• Aim
Using the entries that follow, collect the lines where the word "label" appears.

──────────────────────────────

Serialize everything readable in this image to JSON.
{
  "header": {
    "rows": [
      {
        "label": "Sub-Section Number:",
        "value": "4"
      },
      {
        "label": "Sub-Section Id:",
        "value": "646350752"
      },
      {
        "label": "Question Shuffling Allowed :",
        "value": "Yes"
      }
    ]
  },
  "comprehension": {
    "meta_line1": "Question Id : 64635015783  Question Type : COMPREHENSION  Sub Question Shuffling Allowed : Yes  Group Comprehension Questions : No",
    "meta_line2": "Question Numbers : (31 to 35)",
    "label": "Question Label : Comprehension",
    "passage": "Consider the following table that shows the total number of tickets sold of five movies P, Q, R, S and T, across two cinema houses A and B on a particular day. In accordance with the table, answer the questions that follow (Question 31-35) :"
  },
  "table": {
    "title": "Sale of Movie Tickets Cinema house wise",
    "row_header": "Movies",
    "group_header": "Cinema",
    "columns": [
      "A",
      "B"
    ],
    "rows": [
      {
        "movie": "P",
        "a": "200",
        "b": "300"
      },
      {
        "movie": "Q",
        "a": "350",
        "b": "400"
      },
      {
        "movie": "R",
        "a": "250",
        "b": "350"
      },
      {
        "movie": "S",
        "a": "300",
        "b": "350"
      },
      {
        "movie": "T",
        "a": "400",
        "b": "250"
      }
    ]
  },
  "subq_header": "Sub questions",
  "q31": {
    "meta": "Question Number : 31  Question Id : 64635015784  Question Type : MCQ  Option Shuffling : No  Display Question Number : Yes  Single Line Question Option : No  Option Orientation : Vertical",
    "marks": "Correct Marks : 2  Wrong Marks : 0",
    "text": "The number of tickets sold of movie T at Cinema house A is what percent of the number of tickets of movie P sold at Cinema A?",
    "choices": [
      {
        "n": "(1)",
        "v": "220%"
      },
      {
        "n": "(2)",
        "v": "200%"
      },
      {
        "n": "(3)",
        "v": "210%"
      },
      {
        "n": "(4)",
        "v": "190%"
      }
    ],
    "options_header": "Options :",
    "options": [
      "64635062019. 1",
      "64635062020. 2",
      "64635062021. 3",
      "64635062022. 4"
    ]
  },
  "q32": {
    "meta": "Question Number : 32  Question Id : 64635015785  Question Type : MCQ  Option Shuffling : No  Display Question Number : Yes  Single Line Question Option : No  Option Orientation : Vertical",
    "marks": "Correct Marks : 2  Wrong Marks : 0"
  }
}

──────────────────────────────

• Result for this exercise
        "label": "Sub-Section Number:",
        "label": "Sub-Section Id:",
        "label": "Question Shuffling Allowed :",
    "label": "Question Label : Comprehension",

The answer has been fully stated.